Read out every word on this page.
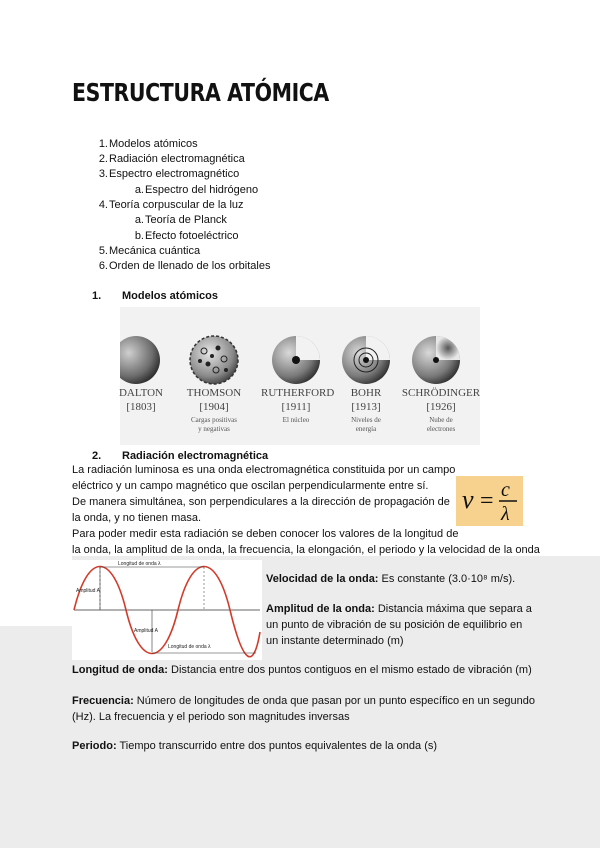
ESTRUCTURA ATÓMICA
1. Modelos atómicos
2. Radiación electromagnética
3. Espectro electromagnético
a. Espectro del hidrógeno
4. Teoría corpuscular de la luz
a. Teoría de Planck
b. Efecto fotoeléctrico
5. Mecánica cuántica
6. Orden de llenado de los orbitales
1. Modelos atómicos
DALTON
[1803]
THOMSON
[1904]
Cargas positivas
y negativas
RUTHERFORD
[1911]
El núcleo
BOHR
[1913]
Niveles de
energía
SCHRÖDINGER
[1926]
Nube de
electrones
2. Radiación electromagnética
La radiación luminosa es una onda electromagnética constituida por un campo
eléctrico y un campo magnético que oscilan perpendicularmente entre sí.
De manera simultánea, son perpendiculares a la dirección de propagación de
la onda, y no tienen masa.
Para poder medir esta radiación se deben conocer los valores de la longitud de
la onda, la amplitud de la onda, la frecuencia, la elongación, el periodo y la velocidad de la onda
ν = c
λ
Longitud de onda λ
Amplitud A
Amplitud A
Longitud de onda λ
Velocidad de la onda: Es constante (3.0·10⁸ m/s).
Amplitud de la onda: Distancia máxima que separa a
un punto de vibración de su posición de equilibrio en
un instante determinado (m)
Longitud de onda: Distancia entre dos puntos contiguos en el mismo estado de vibración (m)
Frecuencia: Número de longitudes de onda que pasan por un punto específico en un segundo
(Hz). La frecuencia y el periodo son magnitudes inversas
Periodo: Tiempo transcurrido entre dos puntos equivalentes de la onda (s)
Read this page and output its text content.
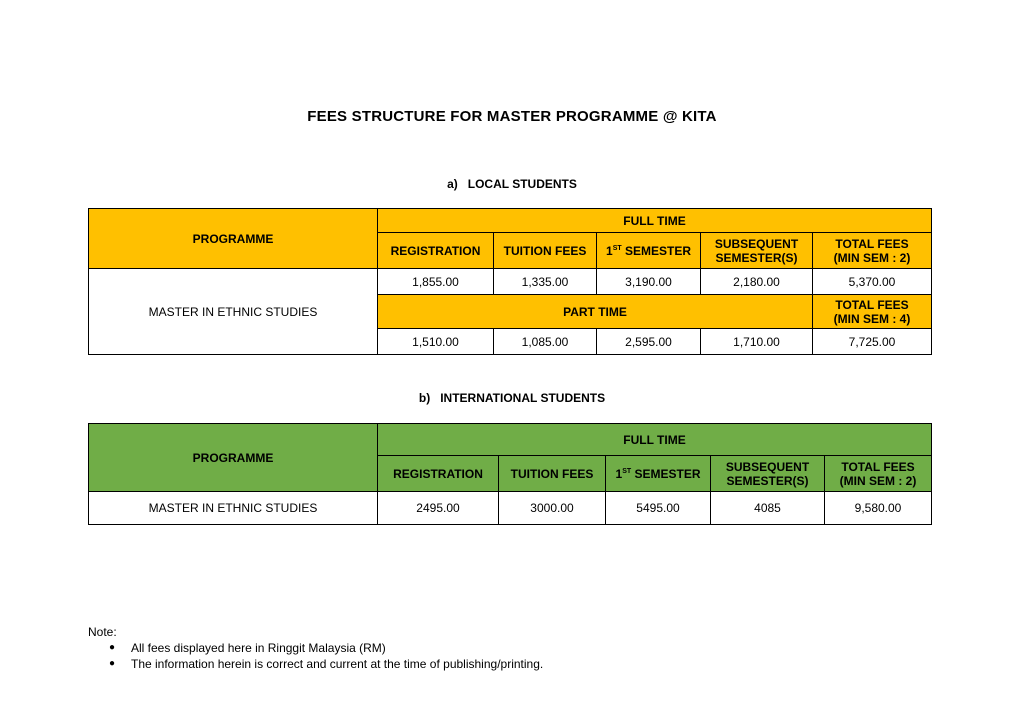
FEES STRUCTURE FOR MASTER PROGRAMME @ KITA
a) LOCAL STUDENTS
PROGRAMME	FULL TIME				
	REGISTRATION	TUITION FEES	1ST SEMESTER	SUBSEQUENT
SEMESTER(S)	TOTAL FEES
(MIN SEM : 2)
MASTER IN ETHNIC STUDIES	1,855.00	1,335.00	3,190.00	2,180.00	5,370.00
	PART TIME				TOTAL FEES
(MIN SEM : 4)
	1,510.00	1,085.00	2,595.00	1,710.00	7,725.00
b) INTERNATIONAL STUDENTS
PROGRAMME	FULL TIME				
	REGISTRATION	TUITION FEES	1ST SEMESTER	SUBSEQUENT
SEMESTER(S)	TOTAL FEES
(MIN SEM : 2)
MASTER IN ETHNIC STUDIES	2495.00	3000.00	5495.00	4085	9,580.00
Note:
● All fees displayed here in Ringgit Malaysia (RM)
● The information herein is correct and current at the time of publishing/printing.
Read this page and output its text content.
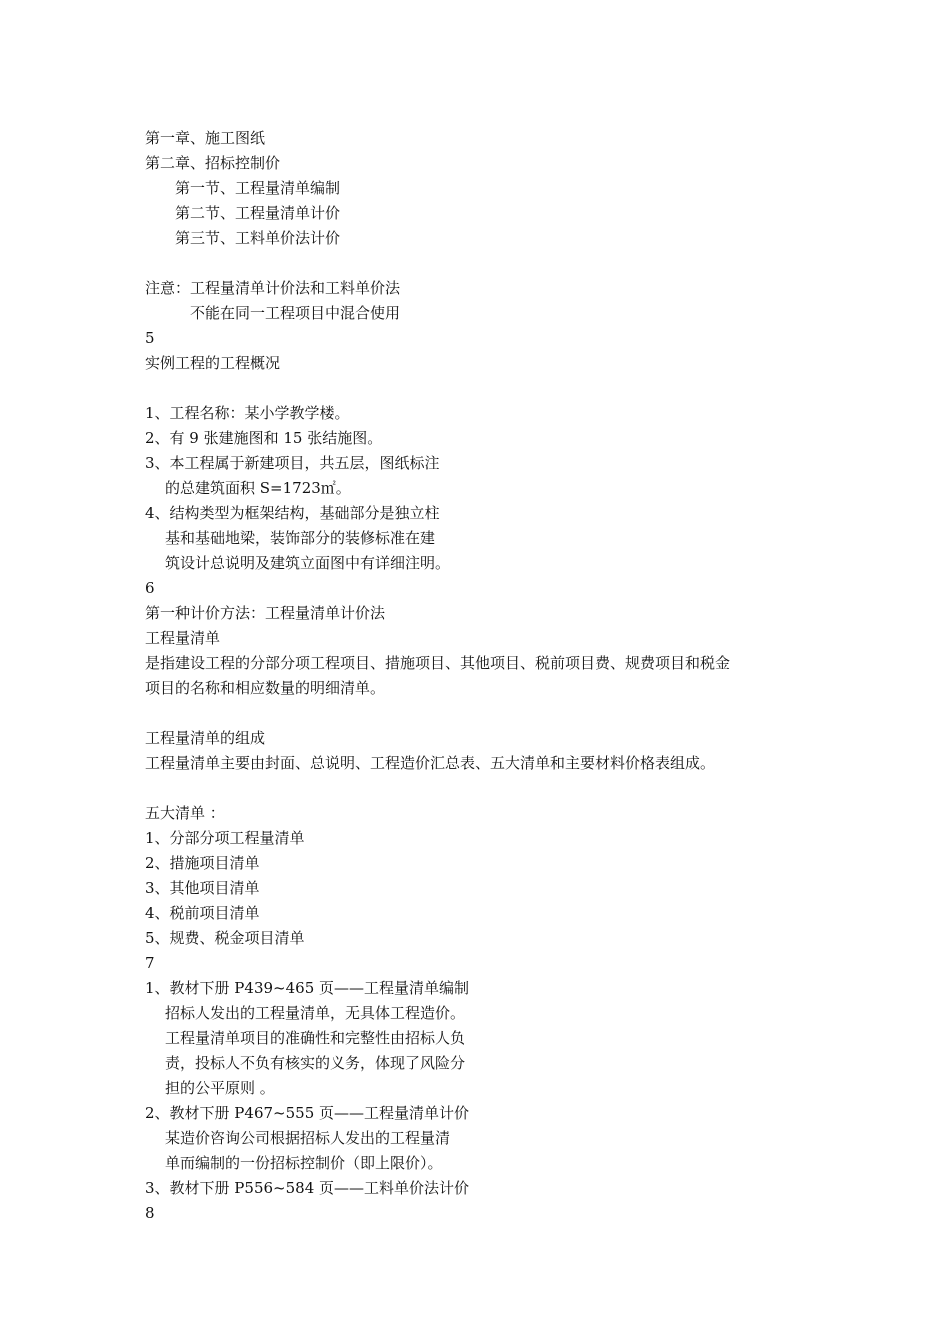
第一章、施工图纸
第二章、招标控制价
第一节、工程量清单编制
第二节、工程量清单计价
第三节、工料单价法计价
注意：工程量清单计价法和工料单价法
不能在同一工程项目中混合使用
5
实例工程的工程概况
1、工程名称：某小学教学楼。
2、有 9 张建施图和 15 张结施图。
3、本工程属于新建项目，共五层，图纸标注
的总建筑面积 S=1723㎡。
4、结构类型为框架结构，基础部分是独立柱
基和基础地梁，装饰部分的装修标准在建
筑设计总说明及建筑立面图中有详细注明。
6
第一种计价方法：工程量清单计价法
工程量清单
是指建设工程的分部分项工程项目、措施项目、其他项目、税前项目费、规费项目和税金
项目的名称和相应数量的明细清单。
工程量清单的组成
工程量清单主要由封面、总说明、工程造价汇总表、五大清单和主要材料价格表组成。
五大清单 ：
1、分部分项工程量清单
2、措施项目清单
3、其他项目清单
4、税前项目清单
5、规费、税金项目清单
7
1、教材下册 P439~465 页——工程量清单编制
招标人发出的工程量清单，无具体工程造价。
工程量清单项目的准确性和完整性由招标人负
责，投标人不负有核实的义务，体现了风险分
担的公平原则 。
2、教材下册 P467~555 页——工程量清单计价
某造价咨询公司根据招标人发出的工程量清
单而编制的一份招标控制价（即上限价）。
3、教材下册 P556~584 页——工料单价法计价
8
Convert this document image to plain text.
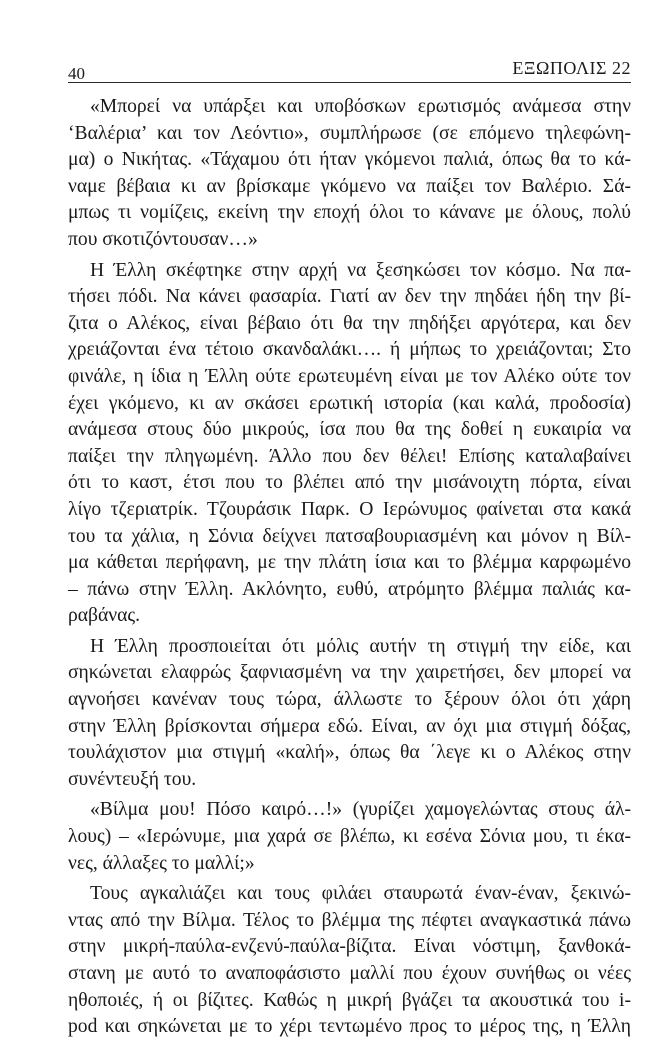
40	ΕΞΩΠΟΛΙΣ 22
«Μπορεί να υπάρξει και υποβόσκων ερωτισμός ανάμεσα στην
‘Βαλέρια’ και τον Λεόντιο», συμπλήρωσε (σε επόμενο τηλεφώνη-
μα) ο Νικήτας. «Τάχαμου ότι ήταν γκόμενοι παλιά, όπως θα το κά-
ναμε βέβαια κι αν βρίσκαμε γκόμενο να παίξει τον Βαλέριο. Σά-
μπως τι νομίζεις, εκείνη την εποχή όλοι το κάνανε με όλους, πολύ
που σκοτιζόντουσαν…»
Η Έλλη σκέφτηκε στην αρχή να ξεσηκώσει τον κόσμο. Να πα-
τήσει πόδι. Να κάνει φασαρία. Γιατί αν δεν την πηδάει ήδη την βί-
ζιτα ο Αλέκος, είναι βέβαιο ότι θα την πηδήξει αργότερα, και δεν
χρειάζονται ένα τέτοιο σκανδαλάκι…. ή μήπως το χρειάζονται; Στο
φινάλε, η ίδια η Έλλη ούτε ερωτευμένη είναι με τον Αλέκο ούτε τον
έχει γκόμενο, κι αν σκάσει ερωτική ιστορία (και καλά, προδοσία)
ανάμεσα στους δύο μικρούς, ίσα που θα της δοθεί η ευκαιρία να
παίξει την πληγωμένη. Άλλο που δεν θέλει! Επίσης καταλαβαίνει
ότι το καστ, έτσι που το βλέπει από την μισάνοιχτη πόρτα, είναι
λίγο τζεριατρίκ. Τζουράσικ Παρκ. Ο Ιερώνυμος φαίνεται στα κακά
του τα χάλια, η Σόνια δείχνει πατσαβουριασμένη και μόνον η Βίλ-
μα κάθεται περήφανη, με την πλάτη ίσια και το βλέμμα καρφωμένο
– πάνω στην Έλλη. Ακλόνητο, ευθύ, ατρόμητο βλέμμα παλιάς κα-
ραβάνας.
Η Έλλη προσποιείται ότι μόλις αυτήν τη στιγμή την είδε, και
σηκώνεται ελαφρώς ξαφνιασμένη να την χαιρετήσει, δεν μπορεί να
αγνοήσει κανέναν τους τώρα, άλλωστε το ξέρουν όλοι ότι χάρη
στην Έλλη βρίσκονται σήμερα εδώ. Είναι, αν όχι μια στιγμή δόξας,
τουλάχιστον μια στιγμή «καλή», όπως θα ΄λεγε κι ο Αλέκος στην
συνέντευξή του.
«Βίλμα μου! Πόσο καιρό…!» (γυρίζει χαμογελώντας στους άλ-
λους) – «Ιερώνυμε, μια χαρά σε βλέπω, κι εσένα Σόνια μου, τι έκα-
νες, άλλαξες το μαλλί;»
Τους αγκαλιάζει και τους φιλάει σταυρωτά έναν-έναν, ξεκινώ-
ντας από την Βίλμα. Τέλος το βλέμμα της πέφτει αναγκαστικά πάνω
στην μικρή-παύλα-ενζενύ-παύλα-βίζιτα. Είναι νόστιμη, ξανθοκά-
στανη με αυτό το αναποφάσιστο μαλλί που έχουν συνήθως οι νέες
ηθοποιές, ή οι βίζιτες. Καθώς η μικρή βγάζει τα ακουστικά του i-
pod και σηκώνεται με το χέρι τεντωμένο προς το μέρος της, η Έλλη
══════
▶ **DIRECTION**: Quote the preceding records in their entirety, excluding every picture.

▶ **ANSWER TO THE EXERCISE**:
Read out every word on this page.
ESTRUCTURA ATÓMICA
1. Modelos atómicos
2. Radiación electromagnética
3. Espectro electromagnético
a. Espectro del hidrógeno
4. Teoría corpuscular de la luz
a. Teoría de Planck
b. Efecto fotoeléctrico
5. Mecánica cuántica
6. Orden de llenado de los orbitales
1. Modelos atómicos
DALTON
[1803]
THOMSON
[1904]
Cargas positivas
y negativas
RUTHERFORD
[1911]
El núcleo
BOHR
[1913]
Niveles de
energía
SCHRÖDINGER
[1926]
Nube de
electrones
2. Radiación electromagnética
La radiación luminosa es una onda electromagnética constituida por un campo
eléctrico y un campo magnético que oscilan perpendicularmente entre sí.
De manera simultánea, son perpendiculares a la dirección de propagación de
la onda, y no tienen masa.
Para poder medir esta radiación se deben conocer los valores de la longitud de
la onda, la amplitud de la onda, la frecuencia, la elongación, el periodo y la velocidad de la onda
ν = c
λ
Longitud de onda λ
Amplitud A
Amplitud A
Longitud de onda λ
Velocidad de la onda: Es constante (3.0·10⁸ m/s).
Amplitud de la onda: Distancia máxima que separa a
un punto de vibración de su posición de equilibrio en
un instante determinado (m)
Longitud de onda: Distancia entre dos puntos contiguos en el mismo estado de vibración (m)
Frecuencia: Número de longitudes de onda que pasan por un punto específico en un segundo
(Hz). La frecuencia y el periodo son magnitudes inversas
Periodo: Tiempo transcurrido entre dos puntos equivalentes de la onda (s)
Read this page and output its text content.
FEES STRUCTURE FOR MASTER PROGRAMME @ KITA
a) LOCAL STUDENTS
PROGRAMME	FULL TIME				
	REGISTRATION	TUITION FEES	1ST SEMESTER	SUBSEQUENT
SEMESTER(S)	TOTAL FEES
(MIN SEM : 2)
MASTER IN ETHNIC STUDIES	1,855.00	1,335.00	3,190.00	2,180.00	5,370.00
	PART TIME				TOTAL FEES
(MIN SEM : 4)
	1,510.00	1,085.00	2,595.00	1,710.00	7,725.00
b) INTERNATIONAL STUDENTS
PROGRAMME	FULL TIME				
	REGISTRATION	TUITION FEES	1ST SEMESTER	SUBSEQUENT
SEMESTER(S)	TOTAL FEES
(MIN SEM : 2)
MASTER IN ETHNIC STUDIES	2495.00	3000.00	5495.00	4085	9,580.00
Note:
● All fees displayed here in Ringgit Malaysia (RM)
● The information herein is correct and current at the time of publishing/printing.
Read this page and output its text content.
第一章、施工图纸
第二章、招标控制价
第一节、工程量清单编制
第二节、工程量清单计价
第三节、工料单价法计价
注意：工程量清单计价法和工料单价法
不能在同一工程项目中混合使用
5
实例工程的工程概况
1、工程名称：某小学教学楼。
2、有 9 张建施图和 15 张结施图。
3、本工程属于新建项目，共五层，图纸标注
的总建筑面积 S=1723㎡。
4、结构类型为框架结构，基础部分是独立柱
基和基础地梁，装饰部分的装修标准在建
筑设计总说明及建筑立面图中有详细注明。
6
第一种计价方法：工程量清单计价法
工程量清单
是指建设工程的分部分项工程项目、措施项目、其他项目、税前项目费、规费项目和税金
项目的名称和相应数量的明细清单。
工程量清单的组成
工程量清单主要由封面、总说明、工程造价汇总表、五大清单和主要材料价格表组成。
五大清单 ：
1、分部分项工程量清单
2、措施项目清单
3、其他项目清单
4、税前项目清单
5、规费、税金项目清单
7
1、教材下册 P439~465 页——工程量清单编制
招标人发出的工程量清单，无具体工程造价。
工程量清单项目的准确性和完整性由招标人负
责，投标人不负有核实的义务，体现了风险分
担的公平原则 。
2、教材下册 P467~555 页——工程量清单计价
某造价咨询公司根据招标人发出的工程量清
单而编制的一份招标控制价（即上限价）。
3、教材下册 P556~584 页——工料单价法计价
8
Convert this document image to plain text.
40	ΕΞΩΠΟΛΙΣ 22
«Μπορεί να υπάρξει και υποβόσκων ερωτισμός ανάμεσα στην
‘Βαλέρια’ και τον Λεόντιο», συμπλήρωσε (σε επόμενο τηλεφώνη-
μα) ο Νικήτας. «Τάχαμου ότι ήταν γκόμενοι παλιά, όπως θα το κά-
ναμε βέβαια κι αν βρίσκαμε γκόμενο να παίξει τον Βαλέριο. Σά-
μπως τι νομίζεις, εκείνη την εποχή όλοι το κάνανε με όλους, πολύ
που σκοτιζόντουσαν…»
Η Έλλη σκέφτηκε στην αρχή να ξεσηκώσει τον κόσμο. Να πα-
τήσει πόδι. Να κάνει φασαρία. Γιατί αν δεν την πηδάει ήδη την βί-
ζιτα ο Αλέκος, είναι βέβαιο ότι θα την πηδήξει αργότερα, και δεν
χρειάζονται ένα τέτοιο σκανδαλάκι…. ή μήπως το χρειάζονται; Στο
φινάλε, η ίδια η Έλλη ούτε ερωτευμένη είναι με τον Αλέκο ούτε τον
έχει γκόμενο, κι αν σκάσει ερωτική ιστορία (και καλά, προδοσία)
ανάμεσα στους δύο μικρούς, ίσα που θα της δοθεί η ευκαιρία να
παίξει την πληγωμένη. Άλλο που δεν θέλει! Επίσης καταλαβαίνει
ότι το καστ, έτσι που το βλέπει από την μισάνοιχτη πόρτα, είναι
λίγο τζεριατρίκ. Τζουράσικ Παρκ. Ο Ιερώνυμος φαίνεται στα κακά
του τα χάλια, η Σόνια δείχνει πατσαβουριασμένη και μόνον η Βίλ-
μα κάθεται περήφανη, με την πλάτη ίσια και το βλέμμα καρφωμένο
– πάνω στην Έλλη. Ακλόνητο, ευθύ, ατρόμητο βλέμμα παλιάς κα-
ραβάνας.
Η Έλλη προσποιείται ότι μόλις αυτήν τη στιγμή την είδε, και
σηκώνεται ελαφρώς ξαφνιασμένη να την χαιρετήσει, δεν μπορεί να
αγνοήσει κανέναν τους τώρα, άλλωστε το ξέρουν όλοι ότι χάρη
στην Έλλη βρίσκονται σήμερα εδώ. Είναι, αν όχι μια στιγμή δόξας,
τουλάχιστον μια στιγμή «καλή», όπως θα ΄λεγε κι ο Αλέκος στην
συνέντευξή του.
«Βίλμα μου! Πόσο καιρό…!» (γυρίζει χαμογελώντας στους άλ-
λους) – «Ιερώνυμε, μια χαρά σε βλέπω, κι εσένα Σόνια μου, τι έκα-
νες, άλλαξες το μαλλί;»
Τους αγκαλιάζει και τους φιλάει σταυρωτά έναν-έναν, ξεκινώ-
ντας από την Βίλμα. Τέλος το βλέμμα της πέφτει αναγκαστικά πάνω
στην μικρή-παύλα-ενζενύ-παύλα-βίζιτα. Είναι νόστιμη, ξανθοκά-
στανη με αυτό το αναποφάσιστο μαλλί που έχουν συνήθως οι νέες
ηθοποιές, ή οι βίζιτες. Καθώς η μικρή βγάζει τα ακουστικά του i-
pod και σηκώνεται με το χέρι τεντωμένο προς το μέρος της, η Έλλη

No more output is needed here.